• **OBJECTIVE**:
The records that follow must be repeated verbatim, every one of them.

• **RECORDS TO PROCESS**:
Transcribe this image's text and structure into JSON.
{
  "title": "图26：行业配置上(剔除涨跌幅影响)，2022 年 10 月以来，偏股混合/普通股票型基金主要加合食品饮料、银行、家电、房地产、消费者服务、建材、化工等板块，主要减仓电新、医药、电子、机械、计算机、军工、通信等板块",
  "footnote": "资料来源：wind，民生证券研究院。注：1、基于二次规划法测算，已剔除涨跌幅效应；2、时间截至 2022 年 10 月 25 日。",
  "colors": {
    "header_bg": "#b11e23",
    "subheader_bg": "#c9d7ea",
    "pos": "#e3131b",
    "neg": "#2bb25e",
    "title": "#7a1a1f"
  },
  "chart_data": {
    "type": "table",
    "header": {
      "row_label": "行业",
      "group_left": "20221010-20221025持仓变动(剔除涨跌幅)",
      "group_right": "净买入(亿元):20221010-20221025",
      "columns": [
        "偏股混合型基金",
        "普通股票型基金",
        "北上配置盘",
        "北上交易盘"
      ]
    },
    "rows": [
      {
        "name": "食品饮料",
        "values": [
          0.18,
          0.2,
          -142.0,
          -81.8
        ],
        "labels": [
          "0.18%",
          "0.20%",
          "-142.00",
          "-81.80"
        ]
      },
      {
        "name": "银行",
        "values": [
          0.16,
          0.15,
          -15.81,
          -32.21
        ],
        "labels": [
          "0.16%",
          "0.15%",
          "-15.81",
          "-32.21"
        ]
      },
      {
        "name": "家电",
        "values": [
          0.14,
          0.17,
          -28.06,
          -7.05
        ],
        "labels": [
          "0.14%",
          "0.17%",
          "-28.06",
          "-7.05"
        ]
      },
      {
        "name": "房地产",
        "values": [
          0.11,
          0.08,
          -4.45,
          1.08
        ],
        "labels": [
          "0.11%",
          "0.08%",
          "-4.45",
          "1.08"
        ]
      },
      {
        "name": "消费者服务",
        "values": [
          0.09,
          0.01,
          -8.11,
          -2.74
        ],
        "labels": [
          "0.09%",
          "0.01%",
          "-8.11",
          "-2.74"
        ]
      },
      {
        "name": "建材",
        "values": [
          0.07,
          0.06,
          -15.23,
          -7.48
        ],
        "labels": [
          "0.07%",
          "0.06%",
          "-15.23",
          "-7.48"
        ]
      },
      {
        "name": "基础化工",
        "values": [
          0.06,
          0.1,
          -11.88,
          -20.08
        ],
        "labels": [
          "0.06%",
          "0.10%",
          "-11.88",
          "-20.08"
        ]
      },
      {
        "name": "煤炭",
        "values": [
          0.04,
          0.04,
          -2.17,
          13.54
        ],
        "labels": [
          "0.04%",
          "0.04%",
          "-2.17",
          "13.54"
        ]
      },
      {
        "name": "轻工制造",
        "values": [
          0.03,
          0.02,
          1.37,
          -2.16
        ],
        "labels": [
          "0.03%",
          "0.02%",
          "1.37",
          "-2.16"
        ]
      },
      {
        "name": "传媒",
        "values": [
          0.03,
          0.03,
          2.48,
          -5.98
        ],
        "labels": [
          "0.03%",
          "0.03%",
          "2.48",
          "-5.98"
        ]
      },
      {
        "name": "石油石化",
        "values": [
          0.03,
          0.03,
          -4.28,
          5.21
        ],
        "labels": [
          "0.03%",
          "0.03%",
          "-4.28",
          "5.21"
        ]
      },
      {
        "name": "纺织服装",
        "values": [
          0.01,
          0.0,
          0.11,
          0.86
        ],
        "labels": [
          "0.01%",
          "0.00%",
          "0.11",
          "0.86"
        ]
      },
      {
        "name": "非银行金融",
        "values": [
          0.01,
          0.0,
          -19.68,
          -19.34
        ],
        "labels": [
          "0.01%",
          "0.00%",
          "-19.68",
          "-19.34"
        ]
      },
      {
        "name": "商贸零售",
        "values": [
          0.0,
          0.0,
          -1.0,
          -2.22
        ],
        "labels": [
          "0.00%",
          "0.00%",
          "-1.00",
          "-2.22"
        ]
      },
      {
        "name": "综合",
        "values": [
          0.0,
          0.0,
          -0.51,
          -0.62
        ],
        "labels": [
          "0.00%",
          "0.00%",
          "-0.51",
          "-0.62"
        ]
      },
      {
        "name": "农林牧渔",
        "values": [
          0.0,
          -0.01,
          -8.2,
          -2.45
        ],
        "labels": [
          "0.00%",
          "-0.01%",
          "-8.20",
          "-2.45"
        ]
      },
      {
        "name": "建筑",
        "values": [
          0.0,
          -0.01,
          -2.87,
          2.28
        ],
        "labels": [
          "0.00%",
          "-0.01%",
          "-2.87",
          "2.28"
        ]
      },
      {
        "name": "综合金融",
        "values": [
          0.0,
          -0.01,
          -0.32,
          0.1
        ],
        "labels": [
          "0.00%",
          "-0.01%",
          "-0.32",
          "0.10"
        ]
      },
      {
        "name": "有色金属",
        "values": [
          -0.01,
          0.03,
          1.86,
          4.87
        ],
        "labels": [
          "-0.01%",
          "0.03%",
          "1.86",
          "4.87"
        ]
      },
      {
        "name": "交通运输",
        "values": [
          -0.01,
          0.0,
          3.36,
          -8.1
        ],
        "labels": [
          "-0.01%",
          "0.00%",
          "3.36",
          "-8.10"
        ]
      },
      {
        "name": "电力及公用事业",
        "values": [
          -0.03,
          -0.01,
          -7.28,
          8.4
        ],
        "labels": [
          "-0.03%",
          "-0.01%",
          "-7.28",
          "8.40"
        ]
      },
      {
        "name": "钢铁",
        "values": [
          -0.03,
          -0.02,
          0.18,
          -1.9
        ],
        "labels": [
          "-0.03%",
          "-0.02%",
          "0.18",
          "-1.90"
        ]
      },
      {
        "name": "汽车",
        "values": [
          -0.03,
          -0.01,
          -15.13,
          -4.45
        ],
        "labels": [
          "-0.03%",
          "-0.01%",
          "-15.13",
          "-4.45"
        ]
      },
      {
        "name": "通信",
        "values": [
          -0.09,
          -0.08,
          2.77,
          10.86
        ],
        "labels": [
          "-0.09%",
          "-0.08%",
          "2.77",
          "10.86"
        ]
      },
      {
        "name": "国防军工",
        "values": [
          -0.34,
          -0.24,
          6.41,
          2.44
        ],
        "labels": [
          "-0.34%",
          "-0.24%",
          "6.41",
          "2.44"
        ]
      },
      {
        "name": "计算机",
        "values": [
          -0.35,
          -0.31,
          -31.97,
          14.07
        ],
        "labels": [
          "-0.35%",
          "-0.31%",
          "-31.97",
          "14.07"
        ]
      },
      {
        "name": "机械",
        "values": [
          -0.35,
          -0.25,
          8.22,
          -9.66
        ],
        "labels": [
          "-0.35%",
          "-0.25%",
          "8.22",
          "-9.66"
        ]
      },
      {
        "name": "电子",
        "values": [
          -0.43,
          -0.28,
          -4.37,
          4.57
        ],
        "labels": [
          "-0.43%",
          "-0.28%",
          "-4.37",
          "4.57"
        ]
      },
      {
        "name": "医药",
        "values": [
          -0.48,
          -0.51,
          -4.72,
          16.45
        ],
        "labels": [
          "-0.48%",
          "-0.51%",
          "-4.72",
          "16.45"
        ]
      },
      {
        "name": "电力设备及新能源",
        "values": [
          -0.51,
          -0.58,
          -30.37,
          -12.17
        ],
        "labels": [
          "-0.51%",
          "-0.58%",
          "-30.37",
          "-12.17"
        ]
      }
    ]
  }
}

• **ANSWER TO THIS EXERCISE**:
Transcribe this image's text and structure into JSON.
{
  "title": "图26：行业配置上(剔除涨跌幅影响)，2022 年 10 月以来，偏股混合/普通股票型基金主要加合食品饮料、银行、家电、房地产、消费者服务、建材、化工等板块，主要减仓电新、医药、电子、机械、计算机、军工、通信等板块",
  "footnote": "资料来源：wind，民生证券研究院。注：1、基于二次规划法测算，已剔除涨跌幅效应；2、时间截至 2022 年 10 月 25 日。",
  "colors": {
    "header_bg": "#b11e23",
    "subheader_bg": "#c9d7ea",
    "pos": "#e3131b",
    "neg": "#2bb25e",
    "title": "#7a1a1f"
  },
  "chart_data": {
    "type": "table",
    "header": {
      "row_label": "行业",
      "group_left": "20221010-20221025持仓变动(剔除涨跌幅)",
      "group_right": "净买入(亿元):20221010-20221025",
      "columns": [
        "偏股混合型基金",
        "普通股票型基金",
        "北上配置盘",
        "北上交易盘"
      ]
    },
    "rows": [
      {
        "name": "食品饮料",
        "values": [
          0.18,
          0.2,
          -142.0,
          -81.8
        ],
        "labels": [
          "0.18%",
          "0.20%",
          "-142.00",
          "-81.80"
        ]
      },
      {
        "name": "银行",
        "values": [
          0.16,
          0.15,
          -15.81,
          -32.21
        ],
        "labels": [
          "0.16%",
          "0.15%",
          "-15.81",
          "-32.21"
        ]
      },
      {
        "name": "家电",
        "values": [
          0.14,
          0.17,
          -28.06,
          -7.05
        ],
        "labels": [
          "0.14%",
          "0.17%",
          "-28.06",
          "-7.05"
        ]
      },
      {
        "name": "房地产",
        "values": [
          0.11,
          0.08,
          -4.45,
          1.08
        ],
        "labels": [
          "0.11%",
          "0.08%",
          "-4.45",
          "1.08"
        ]
      },
      {
        "name": "消费者服务",
        "values": [
          0.09,
          0.01,
          -8.11,
          -2.74
        ],
        "labels": [
          "0.09%",
          "0.01%",
          "-8.11",
          "-2.74"
        ]
      },
      {
        "name": "建材",
        "values": [
          0.07,
          0.06,
          -15.23,
          -7.48
        ],
        "labels": [
          "0.07%",
          "0.06%",
          "-15.23",
          "-7.48"
        ]
      },
      {
        "name": "基础化工",
        "values": [
          0.06,
          0.1,
          -11.88,
          -20.08
        ],
        "labels": [
          "0.06%",
          "0.10%",
          "-11.88",
          "-20.08"
        ]
      },
      {
        "name": "煤炭",
        "values": [
          0.04,
          0.04,
          -2.17,
          13.54
        ],
        "labels": [
          "0.04%",
          "0.04%",
          "-2.17",
          "13.54"
        ]
      },
      {
        "name": "轻工制造",
        "values": [
          0.03,
          0.02,
          1.37,
          -2.16
        ],
        "labels": [
          "0.03%",
          "0.02%",
          "1.37",
          "-2.16"
        ]
      },
      {
        "name": "传媒",
        "values": [
          0.03,
          0.03,
          2.48,
          -5.98
        ],
        "labels": [
          "0.03%",
          "0.03%",
          "2.48",
          "-5.98"
        ]
      },
      {
        "name": "石油石化",
        "values": [
          0.03,
          0.03,
          -4.28,
          5.21
        ],
        "labels": [
          "0.03%",
          "0.03%",
          "-4.28",
          "5.21"
        ]
      },
      {
        "name": "纺织服装",
        "values": [
          0.01,
          0.0,
          0.11,
          0.86
        ],
        "labels": [
          "0.01%",
          "0.00%",
          "0.11",
          "0.86"
        ]
      },
      {
        "name": "非银行金融",
        "values": [
          0.01,
          0.0,
          -19.68,
          -19.34
        ],
        "labels": [
          "0.01%",
          "0.00%",
          "-19.68",
          "-19.34"
        ]
      },
      {
        "name": "商贸零售",
        "values": [
          0.0,
          0.0,
          -1.0,
          -2.22
        ],
        "labels": [
          "0.00%",
          "0.00%",
          "-1.00",
          "-2.22"
        ]
      },
      {
        "name": "综合",
        "values": [
          0.0,
          0.0,
          -0.51,
          -0.62
        ],
        "labels": [
          "0.00%",
          "0.00%",
          "-0.51",
          "-0.62"
        ]
      },
      {
        "name": "农林牧渔",
        "values": [
          0.0,
          -0.01,
          -8.2,
          -2.45
        ],
        "labels": [
          "0.00%",
          "-0.01%",
          "-8.20",
          "-2.45"
        ]
      },
      {
        "name": "建筑",
        "values": [
          0.0,
          -0.01,
          -2.87,
          2.28
        ],
        "labels": [
          "0.00%",
          "-0.01%",
          "-2.87",
          "2.28"
        ]
      },
      {
        "name": "综合金融",
        "values": [
          0.0,
          -0.01,
          -0.32,
          0.1
        ],
        "labels": [
          "0.00%",
          "-0.01%",
          "-0.32",
          "0.10"
        ]
      },
      {
        "name": "有色金属",
        "values": [
          -0.01,
          0.03,
          1.86,
          4.87
        ],
        "labels": [
          "-0.01%",
          "0.03%",
          "1.86",
          "4.87"
        ]
      },
      {
        "name": "交通运输",
        "values": [
          -0.01,
          0.0,
          3.36,
          -8.1
        ],
        "labels": [
          "-0.01%",
          "0.00%",
          "3.36",
          "-8.10"
        ]
      },
      {
        "name": "电力及公用事业",
        "values": [
          -0.03,
          -0.01,
          -7.28,
          8.4
        ],
        "labels": [
          "-0.03%",
          "-0.01%",
          "-7.28",
          "8.40"
        ]
      },
      {
        "name": "钢铁",
        "values": [
          -0.03,
          -0.02,
          0.18,
          -1.9
        ],
        "labels": [
          "-0.03%",
          "-0.02%",
          "0.18",
          "-1.90"
        ]
      },
      {
        "name": "汽车",
        "values": [
          -0.03,
          -0.01,
          -15.13,
          -4.45
        ],
        "labels": [
          "-0.03%",
          "-0.01%",
          "-15.13",
          "-4.45"
        ]
      },
      {
        "name": "通信",
        "values": [
          -0.09,
          -0.08,
          2.77,
          10.86
        ],
        "labels": [
          "-0.09%",
          "-0.08%",
          "2.77",
          "10.86"
        ]
      },
      {
        "name": "国防军工",
        "values": [
          -0.34,
          -0.24,
          6.41,
          2.44
        ],
        "labels": [
          "-0.34%",
          "-0.24%",
          "6.41",
          "2.44"
        ]
      },
      {
        "name": "计算机",
        "values": [
          -0.35,
          -0.31,
          -31.97,
          14.07
        ],
        "labels": [
          "-0.35%",
          "-0.31%",
          "-31.97",
          "14.07"
        ]
      },
      {
        "name": "机械",
        "values": [
          -0.35,
          -0.25,
          8.22,
          -9.66
        ],
        "labels": [
          "-0.35%",
          "-0.25%",
          "8.22",
          "-9.66"
        ]
      },
      {
        "name": "电子",
        "values": [
          -0.43,
          -0.28,
          -4.37,
          4.57
        ],
        "labels": [
          "-0.43%",
          "-0.28%",
          "-4.37",
          "4.57"
        ]
      },
      {
        "name": "医药",
        "values": [
          -0.48,
          -0.51,
          -4.72,
          16.45
        ],
        "labels": [
          "-0.48%",
          "-0.51%",
          "-4.72",
          "16.45"
        ]
      },
      {
        "name": "电力设备及新能源",
        "values": [
          -0.51,
          -0.58,
          -30.37,
          -12.17
        ],
        "labels": [
          "-0.51%",
          "-0.58%",
          "-30.37",
          "-12.17"
        ]
      }
    ]
  }
}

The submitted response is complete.